• SELECTED EXCERPT:
((
Skip to main content
ARS Home » Northeast Area » Beltsville, Maryland (BARC) » Beltsville Agricultural Research Center » Hydrology and Remote Sensing Laboratory » Research » Publications at this Location » Publication #403292

Research Project: From Field to Watershed: Enhancing Water Quality and Management in Agroecosystems through Remote Sensing, Ground Measurements, and Integrative Modeling

Location: Hydrology and Remote Sensing Laboratory

Title: Multivariate calibration of the SWAT model using remotely sensed datasets

Author
item DANGOL, S. - University Of Maryland
item Zhang, Xuesong
item LIANG, XIN-ZHONG - George Mason University
item Anderson, Martha
item Crow, Wade
item LEE, S. - University Of Seoul
item Moglen, Glenn
item McCarty, Gregory

Submitted to: Remote Sensing
Publication Type: Peer Reviewed Journal
Publication Acceptance Date: 5/3/2023
Publication Date: 5/5/2023
Citation: Dangol, S., Zhang, X., Liang, X., Anderson, M.C., Crow, W.T., Lee, S., Moglen, G.E., McCarty, G.W. 2023. Multivariate calibration of the SWAT model using remotely sensed datasets. Remote Sensing. 15(9):2417. https://doi.org/10.3390/rs15092417.
))
• TASK A: According to the publication page, which journal was the paper submitted to?
• TASK B: Reproduce the stretch of the publication page from "Submitted to: Remote" through "Sensing. 15(9):2417. https://doi.org/10.3390/rs15092417." verbatim.
• TASK C: List every university named in the author list of the publication page.

• Collection entries:
((
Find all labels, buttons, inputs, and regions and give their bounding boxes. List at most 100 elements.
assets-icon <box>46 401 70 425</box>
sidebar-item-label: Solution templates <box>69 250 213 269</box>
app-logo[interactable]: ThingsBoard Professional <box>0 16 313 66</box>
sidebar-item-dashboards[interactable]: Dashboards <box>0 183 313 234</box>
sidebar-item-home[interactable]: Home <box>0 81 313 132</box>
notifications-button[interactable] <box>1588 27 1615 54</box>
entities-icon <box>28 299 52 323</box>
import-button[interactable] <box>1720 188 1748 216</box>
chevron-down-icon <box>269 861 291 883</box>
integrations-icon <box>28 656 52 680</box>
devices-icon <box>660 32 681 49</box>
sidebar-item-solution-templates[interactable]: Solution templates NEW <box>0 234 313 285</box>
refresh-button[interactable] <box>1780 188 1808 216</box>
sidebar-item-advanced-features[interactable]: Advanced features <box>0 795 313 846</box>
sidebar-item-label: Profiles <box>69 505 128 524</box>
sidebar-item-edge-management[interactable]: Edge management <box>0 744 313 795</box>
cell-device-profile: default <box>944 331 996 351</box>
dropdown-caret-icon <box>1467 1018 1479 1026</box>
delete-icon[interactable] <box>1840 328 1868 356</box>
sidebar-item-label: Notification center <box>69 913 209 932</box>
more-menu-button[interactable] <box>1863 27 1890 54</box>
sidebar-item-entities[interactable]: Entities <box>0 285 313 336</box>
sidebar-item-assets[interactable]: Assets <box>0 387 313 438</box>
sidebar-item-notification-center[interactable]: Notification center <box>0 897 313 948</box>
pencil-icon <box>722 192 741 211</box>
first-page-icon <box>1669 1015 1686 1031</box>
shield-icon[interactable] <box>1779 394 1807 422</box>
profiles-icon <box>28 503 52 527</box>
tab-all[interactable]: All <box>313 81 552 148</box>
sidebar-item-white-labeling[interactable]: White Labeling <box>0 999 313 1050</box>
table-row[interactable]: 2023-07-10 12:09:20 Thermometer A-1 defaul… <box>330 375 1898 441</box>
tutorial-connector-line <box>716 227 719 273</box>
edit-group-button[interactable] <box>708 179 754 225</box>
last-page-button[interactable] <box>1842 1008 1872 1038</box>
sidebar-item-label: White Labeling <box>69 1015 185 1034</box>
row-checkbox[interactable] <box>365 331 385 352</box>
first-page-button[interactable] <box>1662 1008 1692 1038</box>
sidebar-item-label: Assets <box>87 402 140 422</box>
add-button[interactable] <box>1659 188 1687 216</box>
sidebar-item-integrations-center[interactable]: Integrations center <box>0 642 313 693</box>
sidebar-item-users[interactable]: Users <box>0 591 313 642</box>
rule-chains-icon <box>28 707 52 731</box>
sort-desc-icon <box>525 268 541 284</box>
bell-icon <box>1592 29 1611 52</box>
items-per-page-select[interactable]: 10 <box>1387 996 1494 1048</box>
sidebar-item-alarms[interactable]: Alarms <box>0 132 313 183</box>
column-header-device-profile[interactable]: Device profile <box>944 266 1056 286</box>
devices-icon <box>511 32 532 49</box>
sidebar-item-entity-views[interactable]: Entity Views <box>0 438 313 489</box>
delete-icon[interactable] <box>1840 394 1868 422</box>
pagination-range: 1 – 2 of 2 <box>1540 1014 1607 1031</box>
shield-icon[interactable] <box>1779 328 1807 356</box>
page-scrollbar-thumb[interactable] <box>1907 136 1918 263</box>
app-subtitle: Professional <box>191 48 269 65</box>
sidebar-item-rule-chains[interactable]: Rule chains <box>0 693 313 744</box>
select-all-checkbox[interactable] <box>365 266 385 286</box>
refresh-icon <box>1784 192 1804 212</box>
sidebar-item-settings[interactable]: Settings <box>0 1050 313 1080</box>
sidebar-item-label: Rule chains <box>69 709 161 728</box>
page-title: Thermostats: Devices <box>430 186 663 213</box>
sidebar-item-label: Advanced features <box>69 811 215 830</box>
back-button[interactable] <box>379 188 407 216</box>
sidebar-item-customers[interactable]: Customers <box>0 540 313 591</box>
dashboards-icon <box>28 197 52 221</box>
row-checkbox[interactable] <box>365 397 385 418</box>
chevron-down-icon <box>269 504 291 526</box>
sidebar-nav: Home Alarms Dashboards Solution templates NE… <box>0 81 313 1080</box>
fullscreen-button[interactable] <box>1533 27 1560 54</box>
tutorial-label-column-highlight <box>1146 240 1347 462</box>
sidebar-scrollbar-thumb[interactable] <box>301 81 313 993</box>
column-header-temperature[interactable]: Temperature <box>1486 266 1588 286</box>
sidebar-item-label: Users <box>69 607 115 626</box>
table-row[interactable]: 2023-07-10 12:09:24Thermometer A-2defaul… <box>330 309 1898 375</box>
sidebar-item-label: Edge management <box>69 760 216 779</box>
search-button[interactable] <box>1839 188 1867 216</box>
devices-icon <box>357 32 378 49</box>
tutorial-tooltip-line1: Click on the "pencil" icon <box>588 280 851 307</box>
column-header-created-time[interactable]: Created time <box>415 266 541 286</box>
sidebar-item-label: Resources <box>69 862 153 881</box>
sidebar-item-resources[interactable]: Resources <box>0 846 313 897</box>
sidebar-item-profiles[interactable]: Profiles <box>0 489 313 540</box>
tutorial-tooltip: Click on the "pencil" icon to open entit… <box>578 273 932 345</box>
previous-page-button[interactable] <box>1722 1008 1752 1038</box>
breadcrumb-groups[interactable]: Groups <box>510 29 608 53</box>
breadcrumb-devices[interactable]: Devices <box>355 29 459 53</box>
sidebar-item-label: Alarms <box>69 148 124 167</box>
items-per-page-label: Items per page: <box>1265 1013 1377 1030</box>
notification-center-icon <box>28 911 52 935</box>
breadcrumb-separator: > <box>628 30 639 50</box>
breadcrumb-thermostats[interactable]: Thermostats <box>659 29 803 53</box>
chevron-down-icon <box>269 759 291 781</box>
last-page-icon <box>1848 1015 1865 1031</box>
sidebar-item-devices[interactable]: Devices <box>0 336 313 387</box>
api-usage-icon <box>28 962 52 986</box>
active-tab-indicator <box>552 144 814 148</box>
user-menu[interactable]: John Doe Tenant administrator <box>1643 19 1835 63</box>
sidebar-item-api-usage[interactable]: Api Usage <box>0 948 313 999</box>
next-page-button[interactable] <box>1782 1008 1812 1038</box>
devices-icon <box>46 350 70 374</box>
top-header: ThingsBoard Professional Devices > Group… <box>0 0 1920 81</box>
))
• OUTPUT A: Remote Sensing

• OUTPUT B:
Submitted to: Remote Sensing
Publication Type: Peer Reviewed Journal
Publication Acceptance Date: 5/3/2023
Publication Date: 5/5/2023
Citation: Dangol, S., Zhang, X., Liang, X., Anderson, M.C., Crow, W.T., Lee, S., Moglen, G.E., McCarty, G.W. 2023. Multivariate calibration of the SWAT model using remotely sensed datasets. Remote Sensing. 15(9):2417. https://doi.org/10.3390/rs15092417.

• OUTPUT C: University Of Maryland; George Mason University; University Of Seoul